EXERCISE: Report the count of lines containing the word "Namen" in the entries below, and nothing more.

Data extracted from a collection
*** Begin section ***

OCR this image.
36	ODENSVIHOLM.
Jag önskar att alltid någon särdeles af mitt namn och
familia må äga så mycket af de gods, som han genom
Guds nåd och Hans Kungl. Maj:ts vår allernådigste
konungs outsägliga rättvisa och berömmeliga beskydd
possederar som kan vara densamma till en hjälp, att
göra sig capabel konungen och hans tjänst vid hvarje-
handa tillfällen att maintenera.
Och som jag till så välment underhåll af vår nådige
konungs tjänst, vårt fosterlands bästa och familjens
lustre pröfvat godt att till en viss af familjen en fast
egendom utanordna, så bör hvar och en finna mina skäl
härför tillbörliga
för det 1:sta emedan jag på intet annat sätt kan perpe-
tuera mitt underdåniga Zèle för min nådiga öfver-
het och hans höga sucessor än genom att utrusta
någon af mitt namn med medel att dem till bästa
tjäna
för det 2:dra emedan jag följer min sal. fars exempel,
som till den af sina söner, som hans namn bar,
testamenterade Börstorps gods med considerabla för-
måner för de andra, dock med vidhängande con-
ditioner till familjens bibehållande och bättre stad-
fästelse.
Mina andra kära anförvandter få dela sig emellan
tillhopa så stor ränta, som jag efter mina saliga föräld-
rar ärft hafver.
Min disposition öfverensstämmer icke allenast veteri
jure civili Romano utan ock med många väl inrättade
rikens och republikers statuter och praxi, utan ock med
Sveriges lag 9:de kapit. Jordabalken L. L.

*** End section ***
*** Begin section ***

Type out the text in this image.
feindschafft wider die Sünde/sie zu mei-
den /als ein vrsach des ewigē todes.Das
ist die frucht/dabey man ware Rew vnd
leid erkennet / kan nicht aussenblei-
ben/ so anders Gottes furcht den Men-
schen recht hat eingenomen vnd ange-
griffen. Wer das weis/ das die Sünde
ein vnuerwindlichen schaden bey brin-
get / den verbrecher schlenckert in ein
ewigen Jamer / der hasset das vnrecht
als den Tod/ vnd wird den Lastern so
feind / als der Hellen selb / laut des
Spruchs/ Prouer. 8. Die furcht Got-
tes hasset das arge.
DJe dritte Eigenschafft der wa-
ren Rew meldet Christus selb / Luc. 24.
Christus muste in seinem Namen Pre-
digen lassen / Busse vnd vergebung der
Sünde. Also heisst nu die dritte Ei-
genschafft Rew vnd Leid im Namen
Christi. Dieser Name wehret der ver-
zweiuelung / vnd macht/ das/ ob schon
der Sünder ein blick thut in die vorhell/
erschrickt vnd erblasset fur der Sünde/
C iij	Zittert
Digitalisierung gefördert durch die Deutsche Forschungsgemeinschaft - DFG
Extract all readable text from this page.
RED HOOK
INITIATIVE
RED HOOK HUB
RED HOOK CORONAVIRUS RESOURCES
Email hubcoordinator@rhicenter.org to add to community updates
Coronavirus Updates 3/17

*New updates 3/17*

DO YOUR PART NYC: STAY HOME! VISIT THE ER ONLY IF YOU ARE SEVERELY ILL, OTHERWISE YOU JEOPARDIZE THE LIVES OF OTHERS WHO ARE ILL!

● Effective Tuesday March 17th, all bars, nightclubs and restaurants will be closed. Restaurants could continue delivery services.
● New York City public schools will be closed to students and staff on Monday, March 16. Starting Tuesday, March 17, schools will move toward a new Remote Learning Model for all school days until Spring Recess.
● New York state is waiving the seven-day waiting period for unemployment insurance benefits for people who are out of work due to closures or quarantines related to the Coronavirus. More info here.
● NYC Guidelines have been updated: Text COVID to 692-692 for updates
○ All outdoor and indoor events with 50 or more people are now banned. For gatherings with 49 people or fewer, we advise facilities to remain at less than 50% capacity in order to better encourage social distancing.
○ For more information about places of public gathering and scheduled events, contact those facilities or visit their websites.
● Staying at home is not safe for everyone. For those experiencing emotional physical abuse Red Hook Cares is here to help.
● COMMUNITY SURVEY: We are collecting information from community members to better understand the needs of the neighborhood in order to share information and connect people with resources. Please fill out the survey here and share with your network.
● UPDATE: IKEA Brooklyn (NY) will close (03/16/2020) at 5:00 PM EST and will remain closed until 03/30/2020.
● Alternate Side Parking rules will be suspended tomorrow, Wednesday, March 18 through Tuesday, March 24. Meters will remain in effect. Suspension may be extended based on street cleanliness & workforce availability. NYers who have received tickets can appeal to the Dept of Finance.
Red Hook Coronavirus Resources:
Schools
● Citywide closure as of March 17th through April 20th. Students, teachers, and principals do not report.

*** End section ***
*** Begin section ***

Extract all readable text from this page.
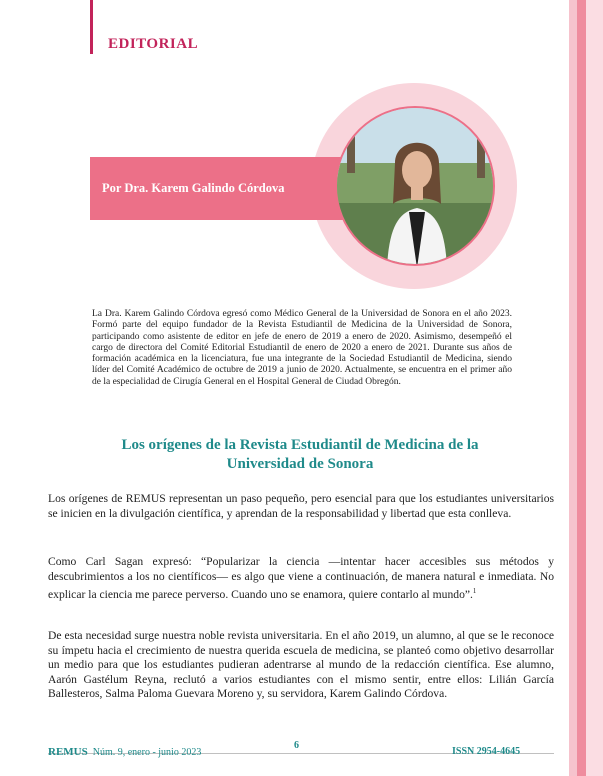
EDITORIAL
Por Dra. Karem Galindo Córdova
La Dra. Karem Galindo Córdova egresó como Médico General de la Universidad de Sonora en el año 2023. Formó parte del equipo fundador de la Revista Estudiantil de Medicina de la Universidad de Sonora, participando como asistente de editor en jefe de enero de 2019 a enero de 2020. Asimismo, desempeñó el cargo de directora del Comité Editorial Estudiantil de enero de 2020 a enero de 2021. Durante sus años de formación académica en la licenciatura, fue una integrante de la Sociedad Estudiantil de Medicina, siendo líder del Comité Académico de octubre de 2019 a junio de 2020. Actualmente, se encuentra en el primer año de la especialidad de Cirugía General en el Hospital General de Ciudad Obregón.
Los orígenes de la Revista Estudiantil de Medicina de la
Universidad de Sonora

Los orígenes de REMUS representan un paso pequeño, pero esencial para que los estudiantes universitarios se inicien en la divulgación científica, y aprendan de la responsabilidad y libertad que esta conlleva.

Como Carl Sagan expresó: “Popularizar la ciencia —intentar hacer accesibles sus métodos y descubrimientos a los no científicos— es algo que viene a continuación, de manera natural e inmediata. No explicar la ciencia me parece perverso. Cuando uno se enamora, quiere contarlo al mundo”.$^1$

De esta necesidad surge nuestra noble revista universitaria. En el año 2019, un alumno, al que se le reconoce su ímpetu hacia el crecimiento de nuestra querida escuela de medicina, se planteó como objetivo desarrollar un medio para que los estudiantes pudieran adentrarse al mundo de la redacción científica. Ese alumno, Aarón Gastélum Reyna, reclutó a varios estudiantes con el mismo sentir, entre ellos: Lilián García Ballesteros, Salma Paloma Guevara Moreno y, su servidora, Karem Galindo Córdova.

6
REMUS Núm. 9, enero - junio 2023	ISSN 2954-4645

*** End section ***

YOUR RESPONSE: 2